AIM
Quote the lines of the data below verbatim, beginning at the line that contains "What data populates" and ending at the last line, both included, and excluding pictures.

## start RECORDS FOR PROCESSING

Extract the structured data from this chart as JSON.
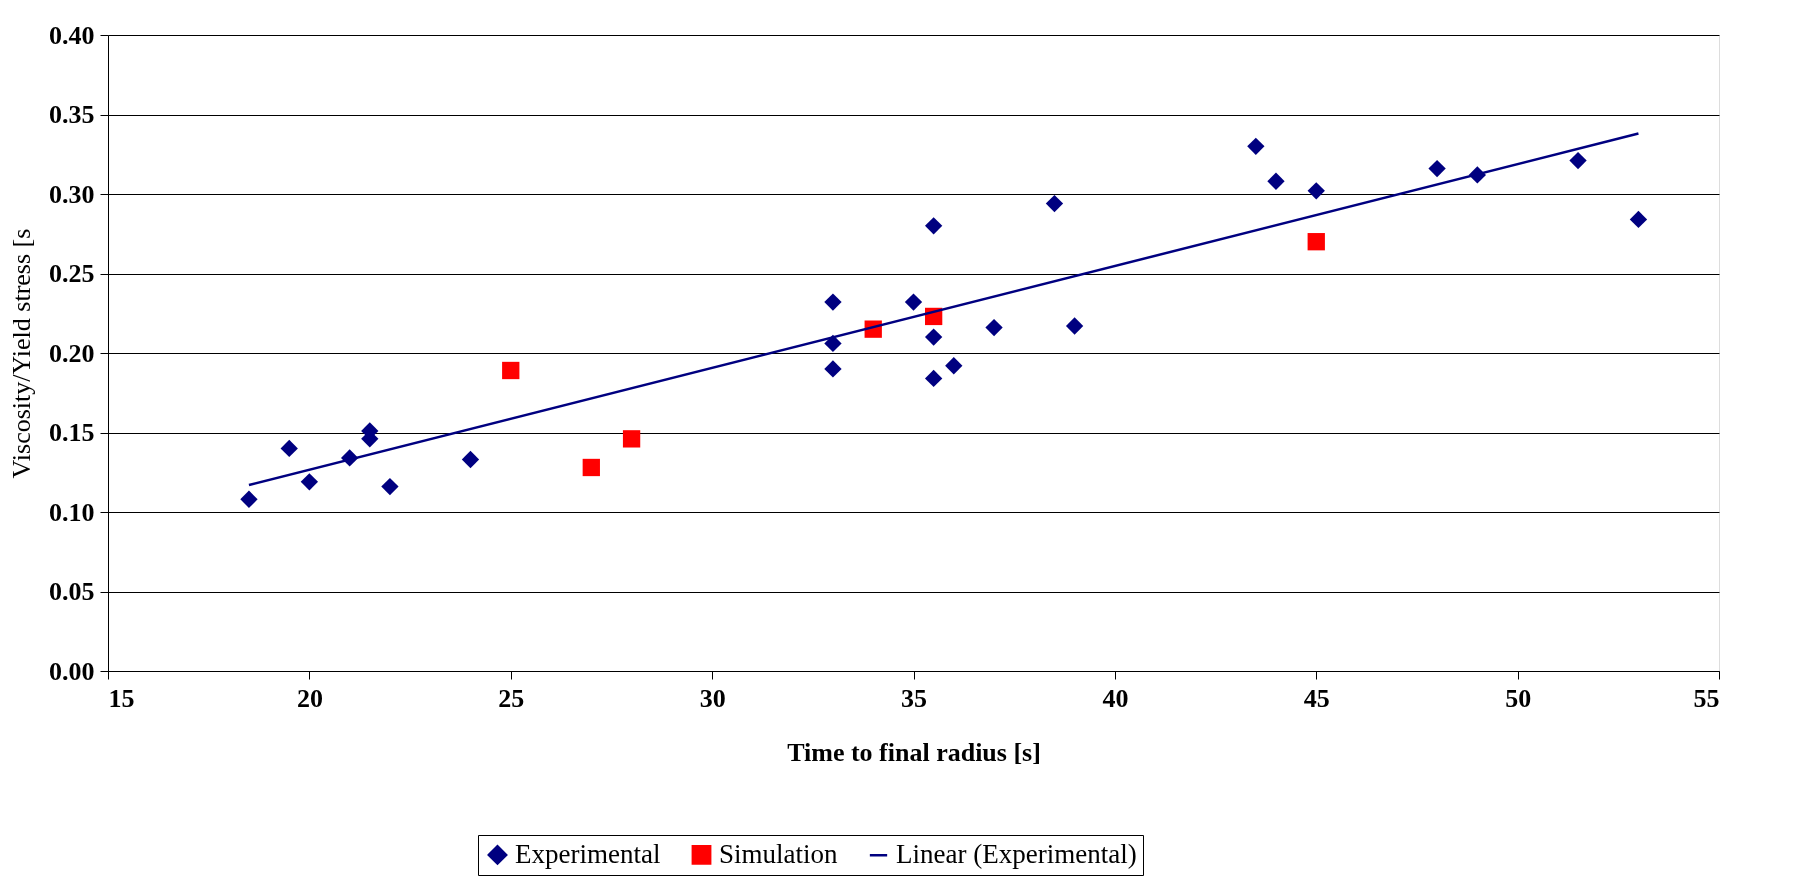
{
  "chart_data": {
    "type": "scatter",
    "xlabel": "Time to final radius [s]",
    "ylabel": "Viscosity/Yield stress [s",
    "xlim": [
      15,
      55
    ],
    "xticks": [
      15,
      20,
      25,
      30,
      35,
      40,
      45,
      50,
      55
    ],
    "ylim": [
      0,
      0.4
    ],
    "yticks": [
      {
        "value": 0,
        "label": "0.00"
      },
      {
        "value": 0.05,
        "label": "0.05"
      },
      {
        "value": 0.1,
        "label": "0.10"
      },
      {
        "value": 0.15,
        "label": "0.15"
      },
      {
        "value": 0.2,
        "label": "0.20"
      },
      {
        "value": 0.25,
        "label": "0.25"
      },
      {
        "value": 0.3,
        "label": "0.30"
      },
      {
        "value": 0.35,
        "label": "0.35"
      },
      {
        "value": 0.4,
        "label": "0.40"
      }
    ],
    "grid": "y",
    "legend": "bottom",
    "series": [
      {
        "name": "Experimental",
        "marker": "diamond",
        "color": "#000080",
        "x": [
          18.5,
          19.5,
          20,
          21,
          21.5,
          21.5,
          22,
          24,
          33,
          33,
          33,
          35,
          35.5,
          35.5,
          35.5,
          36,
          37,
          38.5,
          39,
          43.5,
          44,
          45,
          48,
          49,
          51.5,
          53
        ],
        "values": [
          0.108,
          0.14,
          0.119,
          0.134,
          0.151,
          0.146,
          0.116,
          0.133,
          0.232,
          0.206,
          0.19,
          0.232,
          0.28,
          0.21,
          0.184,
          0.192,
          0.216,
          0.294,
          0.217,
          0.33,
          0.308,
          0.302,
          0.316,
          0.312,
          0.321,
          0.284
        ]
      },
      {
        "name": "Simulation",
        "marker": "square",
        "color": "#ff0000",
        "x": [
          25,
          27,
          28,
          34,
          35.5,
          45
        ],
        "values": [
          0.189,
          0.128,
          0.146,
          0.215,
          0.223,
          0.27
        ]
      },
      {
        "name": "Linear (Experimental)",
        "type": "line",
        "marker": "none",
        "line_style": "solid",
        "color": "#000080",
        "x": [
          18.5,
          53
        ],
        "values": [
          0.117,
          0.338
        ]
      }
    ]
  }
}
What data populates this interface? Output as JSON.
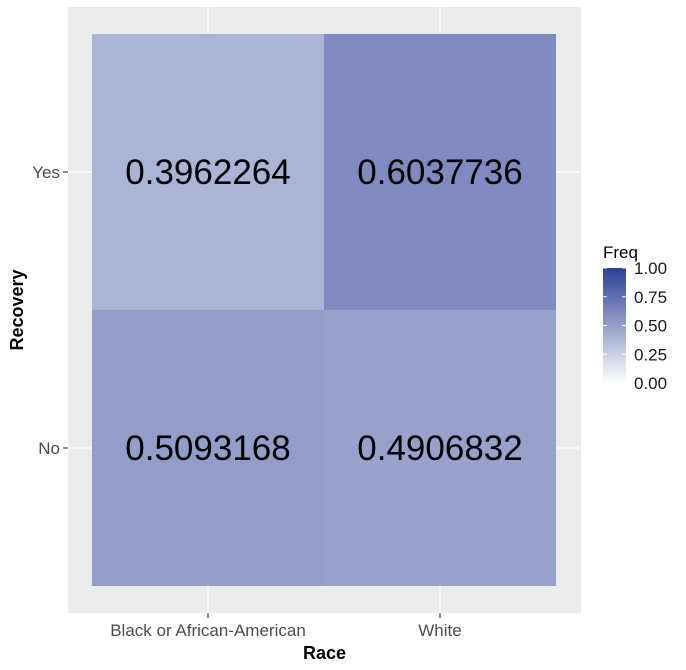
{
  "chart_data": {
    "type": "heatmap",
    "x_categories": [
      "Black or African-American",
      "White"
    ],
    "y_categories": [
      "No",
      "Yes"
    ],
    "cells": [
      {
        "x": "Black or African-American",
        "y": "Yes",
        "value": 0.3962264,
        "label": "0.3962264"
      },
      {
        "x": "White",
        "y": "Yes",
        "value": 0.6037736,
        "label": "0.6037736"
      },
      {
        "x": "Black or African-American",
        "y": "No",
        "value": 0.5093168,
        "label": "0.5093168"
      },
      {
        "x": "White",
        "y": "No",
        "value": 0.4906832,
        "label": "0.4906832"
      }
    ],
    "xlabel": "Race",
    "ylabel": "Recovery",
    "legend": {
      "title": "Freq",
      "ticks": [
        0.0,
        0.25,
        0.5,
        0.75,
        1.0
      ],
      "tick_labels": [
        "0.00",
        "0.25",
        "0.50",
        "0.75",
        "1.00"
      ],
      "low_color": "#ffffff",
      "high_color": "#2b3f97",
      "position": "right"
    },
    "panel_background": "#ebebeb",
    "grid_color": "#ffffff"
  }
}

## end RECORDS FOR PROCESSING

SOLUTION FOR THIS TASK
What data populates this interface? Output as JSON.
{
  "chart_data": {
    "type": "heatmap",
    "x_categories": [
      "Black or African-American",
      "White"
    ],
    "y_categories": [
      "No",
      "Yes"
    ],
    "cells": [
      {
        "x": "Black or African-American",
        "y": "Yes",
        "value": 0.3962264,
        "label": "0.3962264"
      },
      {
        "x": "White",
        "y": "Yes",
        "value": 0.6037736,
        "label": "0.6037736"
      },
      {
        "x": "Black or African-American",
        "y": "No",
        "value": 0.5093168,
        "label": "0.5093168"
      },
      {
        "x": "White",
        "y": "No",
        "value": 0.4906832,
        "label": "0.4906832"
      }
    ],
    "xlabel": "Race",
    "ylabel": "Recovery",
    "legend": {
      "title": "Freq",
      "ticks": [
        0.0,
        0.25,
        0.5,
        0.75,
        1.0
      ],
      "tick_labels": [
        "0.00",
        "0.25",
        "0.50",
        "0.75",
        "1.00"
      ],
      "low_color": "#ffffff",
      "high_color": "#2b3f97",
      "position": "right"
    },
    "panel_background": "#ebebeb",
    "grid_color": "#ffffff"
  }
}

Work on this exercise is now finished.